### DIRECTIVE
Compile every line that includes the word "subtitle".

Recorded data:
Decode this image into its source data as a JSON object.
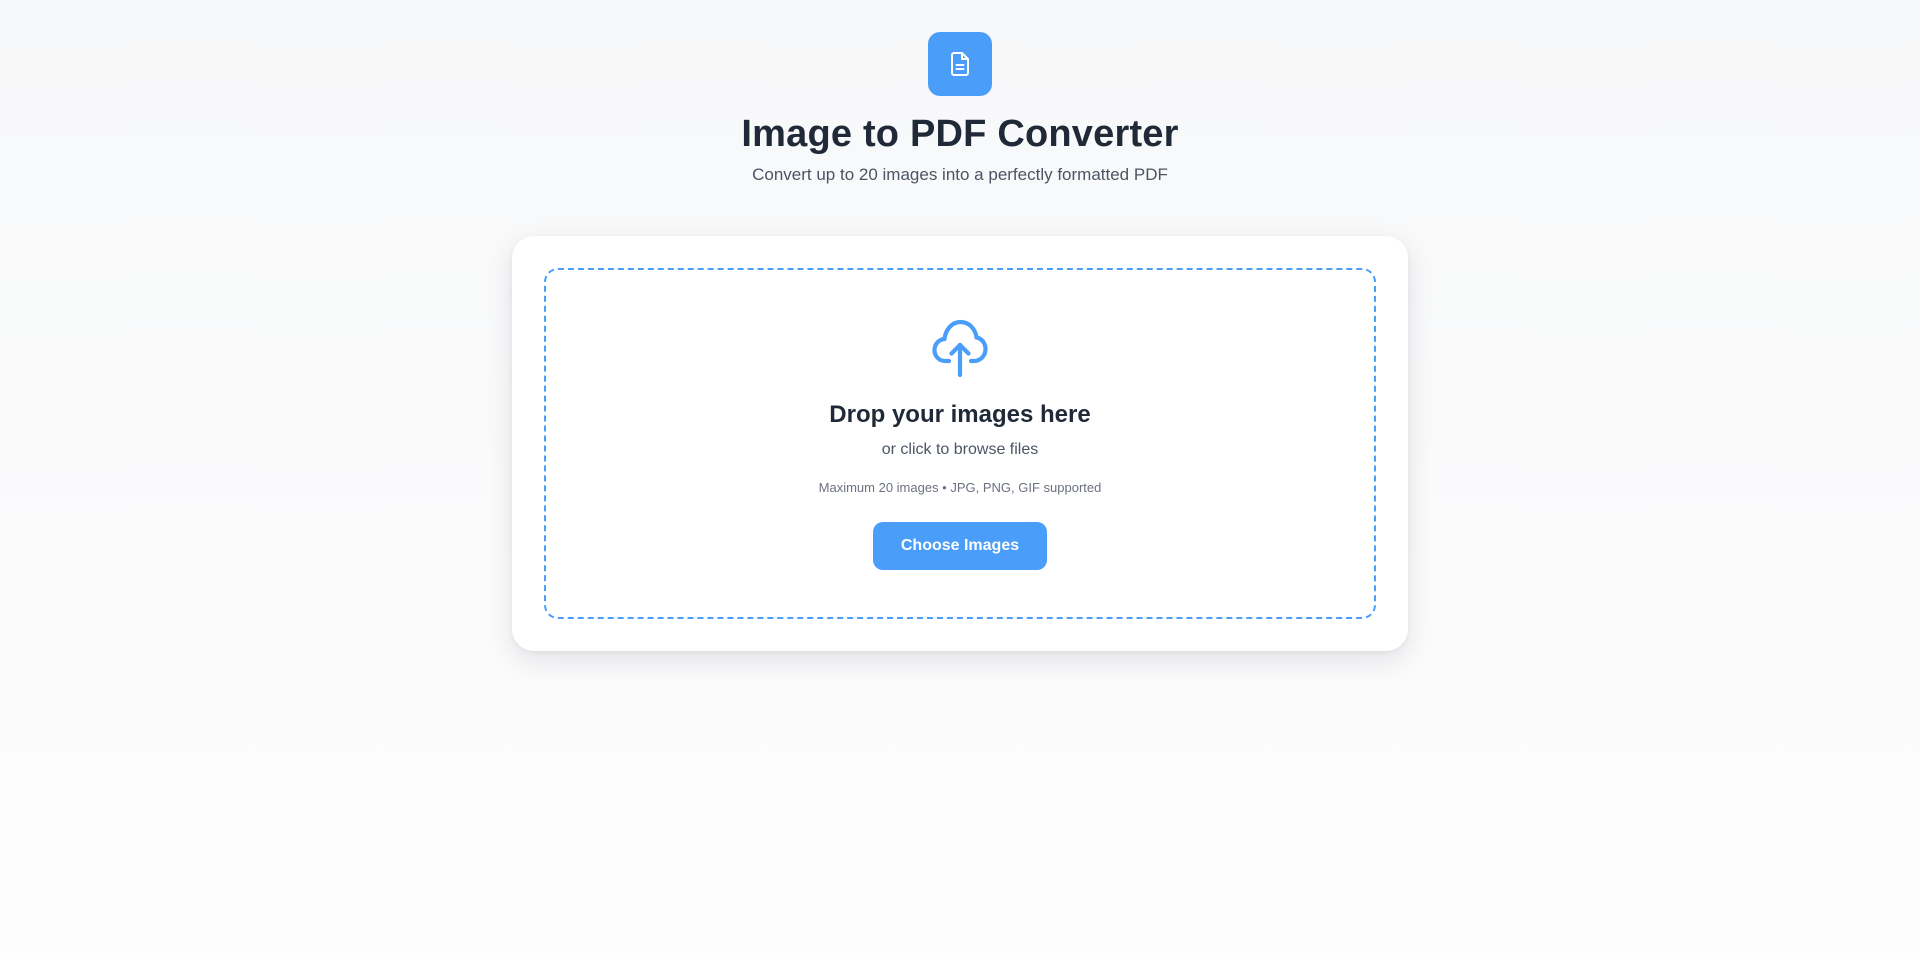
{
  "header": {
    "logo_icon": "document-icon",
    "title": "Image to PDF Converter",
    "subtitle": "Convert up to 20 images into a perfectly formatted PDF"
  },
  "dropzone": {
    "icon": "cloud-upload-icon",
    "title": "Drop your images here",
    "subtitle": "or click to browse files",
    "note": "Maximum 20 images • JPG, PNG, GIF supported",
    "button_label": "Choose Images"
  },
  "colors": {
    "accent": "#4a9df8",
    "text_primary": "#1f2937",
    "text_secondary": "#4b5563",
    "text_muted": "#6b7280",
    "background": "#f8f9fa",
    "card": "#ffffff"
  }
}
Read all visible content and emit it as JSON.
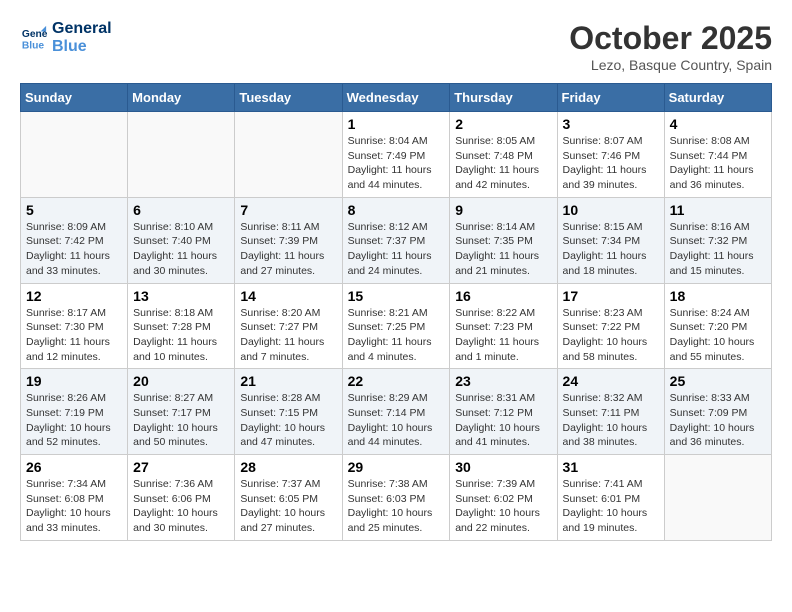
{
  "logo": {
    "line1": "General",
    "line2": "Blue"
  },
  "title": "October 2025",
  "subtitle": "Lezo, Basque Country, Spain",
  "weekdays": [
    "Sunday",
    "Monday",
    "Tuesday",
    "Wednesday",
    "Thursday",
    "Friday",
    "Saturday"
  ],
  "weeks": [
    [
      {
        "day": "",
        "content": ""
      },
      {
        "day": "",
        "content": ""
      },
      {
        "day": "",
        "content": ""
      },
      {
        "day": "1",
        "content": "Sunrise: 8:04 AM\nSunset: 7:49 PM\nDaylight: 11 hours\nand 44 minutes."
      },
      {
        "day": "2",
        "content": "Sunrise: 8:05 AM\nSunset: 7:48 PM\nDaylight: 11 hours\nand 42 minutes."
      },
      {
        "day": "3",
        "content": "Sunrise: 8:07 AM\nSunset: 7:46 PM\nDaylight: 11 hours\nand 39 minutes."
      },
      {
        "day": "4",
        "content": "Sunrise: 8:08 AM\nSunset: 7:44 PM\nDaylight: 11 hours\nand 36 minutes."
      }
    ],
    [
      {
        "day": "5",
        "content": "Sunrise: 8:09 AM\nSunset: 7:42 PM\nDaylight: 11 hours\nand 33 minutes."
      },
      {
        "day": "6",
        "content": "Sunrise: 8:10 AM\nSunset: 7:40 PM\nDaylight: 11 hours\nand 30 minutes."
      },
      {
        "day": "7",
        "content": "Sunrise: 8:11 AM\nSunset: 7:39 PM\nDaylight: 11 hours\nand 27 minutes."
      },
      {
        "day": "8",
        "content": "Sunrise: 8:12 AM\nSunset: 7:37 PM\nDaylight: 11 hours\nand 24 minutes."
      },
      {
        "day": "9",
        "content": "Sunrise: 8:14 AM\nSunset: 7:35 PM\nDaylight: 11 hours\nand 21 minutes."
      },
      {
        "day": "10",
        "content": "Sunrise: 8:15 AM\nSunset: 7:34 PM\nDaylight: 11 hours\nand 18 minutes."
      },
      {
        "day": "11",
        "content": "Sunrise: 8:16 AM\nSunset: 7:32 PM\nDaylight: 11 hours\nand 15 minutes."
      }
    ],
    [
      {
        "day": "12",
        "content": "Sunrise: 8:17 AM\nSunset: 7:30 PM\nDaylight: 11 hours\nand 12 minutes."
      },
      {
        "day": "13",
        "content": "Sunrise: 8:18 AM\nSunset: 7:28 PM\nDaylight: 11 hours\nand 10 minutes."
      },
      {
        "day": "14",
        "content": "Sunrise: 8:20 AM\nSunset: 7:27 PM\nDaylight: 11 hours\nand 7 minutes."
      },
      {
        "day": "15",
        "content": "Sunrise: 8:21 AM\nSunset: 7:25 PM\nDaylight: 11 hours\nand 4 minutes."
      },
      {
        "day": "16",
        "content": "Sunrise: 8:22 AM\nSunset: 7:23 PM\nDaylight: 11 hours\nand 1 minute."
      },
      {
        "day": "17",
        "content": "Sunrise: 8:23 AM\nSunset: 7:22 PM\nDaylight: 10 hours\nand 58 minutes."
      },
      {
        "day": "18",
        "content": "Sunrise: 8:24 AM\nSunset: 7:20 PM\nDaylight: 10 hours\nand 55 minutes."
      }
    ],
    [
      {
        "day": "19",
        "content": "Sunrise: 8:26 AM\nSunset: 7:19 PM\nDaylight: 10 hours\nand 52 minutes."
      },
      {
        "day": "20",
        "content": "Sunrise: 8:27 AM\nSunset: 7:17 PM\nDaylight: 10 hours\nand 50 minutes."
      },
      {
        "day": "21",
        "content": "Sunrise: 8:28 AM\nSunset: 7:15 PM\nDaylight: 10 hours\nand 47 minutes."
      },
      {
        "day": "22",
        "content": "Sunrise: 8:29 AM\nSunset: 7:14 PM\nDaylight: 10 hours\nand 44 minutes."
      },
      {
        "day": "23",
        "content": "Sunrise: 8:31 AM\nSunset: 7:12 PM\nDaylight: 10 hours\nand 41 minutes."
      },
      {
        "day": "24",
        "content": "Sunrise: 8:32 AM\nSunset: 7:11 PM\nDaylight: 10 hours\nand 38 minutes."
      },
      {
        "day": "25",
        "content": "Sunrise: 8:33 AM\nSunset: 7:09 PM\nDaylight: 10 hours\nand 36 minutes."
      }
    ],
    [
      {
        "day": "26",
        "content": "Sunrise: 7:34 AM\nSunset: 6:08 PM\nDaylight: 10 hours\nand 33 minutes."
      },
      {
        "day": "27",
        "content": "Sunrise: 7:36 AM\nSunset: 6:06 PM\nDaylight: 10 hours\nand 30 minutes."
      },
      {
        "day": "28",
        "content": "Sunrise: 7:37 AM\nSunset: 6:05 PM\nDaylight: 10 hours\nand 27 minutes."
      },
      {
        "day": "29",
        "content": "Sunrise: 7:38 AM\nSunset: 6:03 PM\nDaylight: 10 hours\nand 25 minutes."
      },
      {
        "day": "30",
        "content": "Sunrise: 7:39 AM\nSunset: 6:02 PM\nDaylight: 10 hours\nand 22 minutes."
      },
      {
        "day": "31",
        "content": "Sunrise: 7:41 AM\nSunset: 6:01 PM\nDaylight: 10 hours\nand 19 minutes."
      },
      {
        "day": "",
        "content": ""
      }
    ]
  ]
}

### ANSWER TO THIS TASK
    "subtitle": "Convert up to 20 images into a perfectly formatted PDF"
    "subtitle": "or click to browse files",
  "subtitle": "Lezo, Basque Country, Spain",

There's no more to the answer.